[BEGIN SUPPLIED RECORDS]
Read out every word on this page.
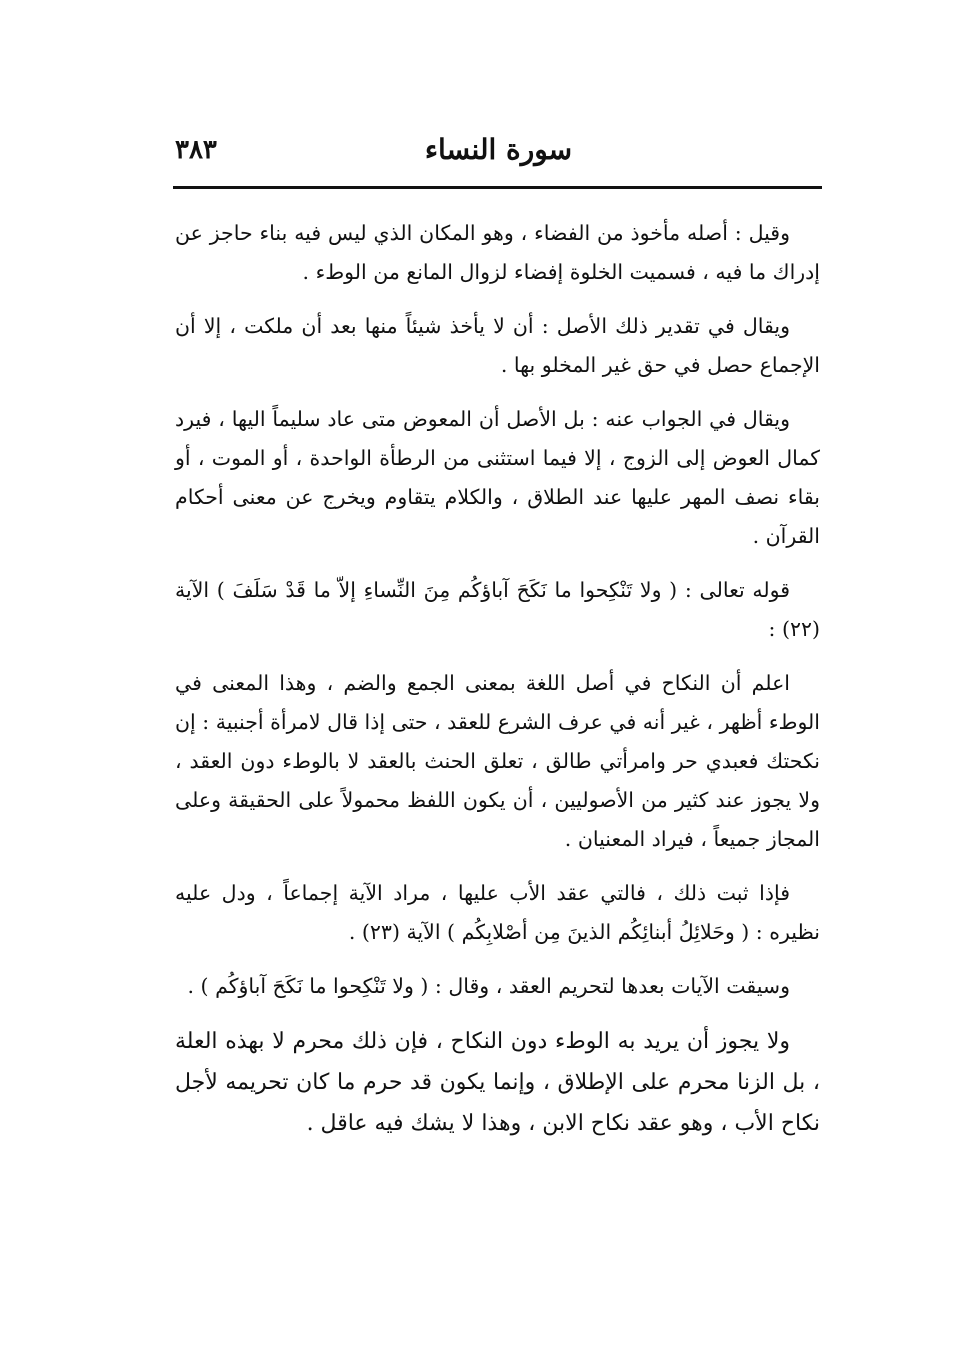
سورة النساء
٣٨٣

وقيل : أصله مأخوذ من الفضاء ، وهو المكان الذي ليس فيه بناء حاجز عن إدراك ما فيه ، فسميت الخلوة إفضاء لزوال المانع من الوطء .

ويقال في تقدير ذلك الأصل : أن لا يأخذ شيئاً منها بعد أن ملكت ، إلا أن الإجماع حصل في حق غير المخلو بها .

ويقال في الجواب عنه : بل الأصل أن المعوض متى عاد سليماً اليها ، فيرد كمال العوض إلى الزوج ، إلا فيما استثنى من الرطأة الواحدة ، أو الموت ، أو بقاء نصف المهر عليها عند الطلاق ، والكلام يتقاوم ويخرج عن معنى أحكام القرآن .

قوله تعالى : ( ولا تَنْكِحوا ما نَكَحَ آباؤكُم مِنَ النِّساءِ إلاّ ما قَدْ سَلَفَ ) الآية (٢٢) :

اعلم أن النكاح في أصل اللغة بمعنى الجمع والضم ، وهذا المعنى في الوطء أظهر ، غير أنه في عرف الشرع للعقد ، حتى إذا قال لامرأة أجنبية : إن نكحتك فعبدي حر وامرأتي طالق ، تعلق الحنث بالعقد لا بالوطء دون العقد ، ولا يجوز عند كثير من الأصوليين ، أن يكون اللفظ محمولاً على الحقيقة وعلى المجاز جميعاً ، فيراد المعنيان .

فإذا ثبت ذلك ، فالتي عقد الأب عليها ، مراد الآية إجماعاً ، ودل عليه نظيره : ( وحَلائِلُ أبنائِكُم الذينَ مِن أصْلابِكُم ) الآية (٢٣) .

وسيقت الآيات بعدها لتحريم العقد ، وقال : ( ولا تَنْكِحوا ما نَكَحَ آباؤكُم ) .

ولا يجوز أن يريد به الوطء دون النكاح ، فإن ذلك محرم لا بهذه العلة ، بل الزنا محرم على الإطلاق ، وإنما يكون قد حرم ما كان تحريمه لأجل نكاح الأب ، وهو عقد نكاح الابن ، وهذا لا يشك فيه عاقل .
[END SUPPLIED RECORDS]
[BEGIN SUPPLIED RECORDS]
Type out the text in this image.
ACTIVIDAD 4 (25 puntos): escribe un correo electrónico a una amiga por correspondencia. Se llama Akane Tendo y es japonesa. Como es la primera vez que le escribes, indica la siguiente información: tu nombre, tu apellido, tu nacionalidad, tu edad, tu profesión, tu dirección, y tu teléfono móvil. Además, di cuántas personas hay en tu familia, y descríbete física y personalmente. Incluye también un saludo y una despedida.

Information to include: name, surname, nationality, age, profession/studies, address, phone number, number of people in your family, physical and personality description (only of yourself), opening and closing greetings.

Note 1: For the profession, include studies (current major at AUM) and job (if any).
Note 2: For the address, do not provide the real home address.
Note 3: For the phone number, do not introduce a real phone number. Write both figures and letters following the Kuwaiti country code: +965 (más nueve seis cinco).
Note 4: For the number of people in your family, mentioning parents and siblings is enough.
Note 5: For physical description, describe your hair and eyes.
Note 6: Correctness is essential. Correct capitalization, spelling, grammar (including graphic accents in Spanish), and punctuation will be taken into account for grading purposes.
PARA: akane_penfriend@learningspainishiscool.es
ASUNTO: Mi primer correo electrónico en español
[END SUPPLIED RECORDS]
*GIVEN PROBLEM:* Find the lines with the string "الأصل" and reproduce them.

*RESPONSE:*
ويقال في تقدير ذلك الأصل : أن لا يأخذ شيئاً منها بعد أن ملكت ، إلا أن الإجماع حصل في حق غير المخلو بها .
ويقال في الجواب عنه : بل الأصل أن المعوض متى عاد سليماً اليها ، فيرد كمال العوض إلى الزوج ، إلا فيما استثنى من الرطأة الواحدة ، أو الموت ، أو بقاء نصف المهر عليها عند الطلاق ، والكلام يتقاوم ويخرج عن معنى أحكام القرآن .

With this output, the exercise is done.